# group work



## onlylordknows (Apr 27, 2004)

oral presentations are bad enough but I also don't like group work

ironically, these two are the most sought after skills for fresh college graduates :hide 


I end up being the third wheel and staying in the background not saying much. I don't contribute anything.. I just follow. 
I really hate myself sometimes, meeting the group outside of class is such a hassle.. it's something I hate doing. 
I go there, just listen, copy stuff down and go home. I don't contribute and have a hard time being natural. No one even look in my direction when I do talk... it's like I have no respect anywhere


----------



## person86 (Aug 10, 2006)

Seriously.

I'm taking one class that involves actually discussing things in class, and a group presentation, and stuff like that, and it _should_ be a fairly easy class... but it's killing me far worse than my "hard" engineering classes.

Ha? :um


----------



## kikachuck (Nov 10, 2003)

I am way to anal for group work. I'm having to do a project with somebody else right now and I'm not digging it too much. He's a good worker and wants to contribute but I have a certain standard and way of doing things and he is messing it up :lol


----------



## justagirl04 (Sep 17, 2006)

hmm group work...I can do it, I prefer not to. If someone doesn't like how quiet I am they usually ask me "so you're being quiet, what do YOU think?" And then I'm glad to give my two cents. Otherwise I just follow along with the talkers.


----------



## ShyFX (Mar 6, 2006)

I really hated doing group work in college. The only thing is it's a really good opportunity to get to know other students and possibly make new friends. I made a few good friends that way.


----------



## damoo (Aug 14, 2006)

* Data *
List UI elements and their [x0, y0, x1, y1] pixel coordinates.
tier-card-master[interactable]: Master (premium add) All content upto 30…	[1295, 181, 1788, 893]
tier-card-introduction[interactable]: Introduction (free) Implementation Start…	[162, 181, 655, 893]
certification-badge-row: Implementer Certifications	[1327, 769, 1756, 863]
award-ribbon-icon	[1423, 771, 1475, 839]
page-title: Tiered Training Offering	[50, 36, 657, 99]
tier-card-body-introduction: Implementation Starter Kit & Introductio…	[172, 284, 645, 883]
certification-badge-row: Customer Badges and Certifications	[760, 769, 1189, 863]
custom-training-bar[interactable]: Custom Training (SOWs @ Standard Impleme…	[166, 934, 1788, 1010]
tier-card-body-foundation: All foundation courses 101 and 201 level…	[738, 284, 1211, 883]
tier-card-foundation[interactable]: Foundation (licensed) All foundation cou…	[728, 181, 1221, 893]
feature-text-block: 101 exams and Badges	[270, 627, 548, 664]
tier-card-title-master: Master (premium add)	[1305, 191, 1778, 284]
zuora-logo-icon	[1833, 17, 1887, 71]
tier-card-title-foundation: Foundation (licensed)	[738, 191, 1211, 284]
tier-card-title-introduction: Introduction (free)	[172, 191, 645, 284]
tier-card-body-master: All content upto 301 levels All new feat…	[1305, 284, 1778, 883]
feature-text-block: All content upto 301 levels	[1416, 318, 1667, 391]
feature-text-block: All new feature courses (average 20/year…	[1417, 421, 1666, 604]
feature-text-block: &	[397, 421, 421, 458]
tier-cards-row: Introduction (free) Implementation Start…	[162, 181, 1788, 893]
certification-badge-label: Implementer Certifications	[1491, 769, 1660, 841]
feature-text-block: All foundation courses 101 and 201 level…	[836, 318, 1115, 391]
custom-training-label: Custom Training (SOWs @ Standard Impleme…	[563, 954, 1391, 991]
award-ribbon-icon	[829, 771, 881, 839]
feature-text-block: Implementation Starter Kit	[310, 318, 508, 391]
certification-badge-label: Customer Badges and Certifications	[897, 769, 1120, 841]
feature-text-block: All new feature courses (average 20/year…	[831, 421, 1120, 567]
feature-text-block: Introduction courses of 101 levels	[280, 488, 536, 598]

* Task description *
In the forum thread on group work, what does ShyFX say came out of doing group work in college?

* Output of the task *
ShyFX made a few good friends.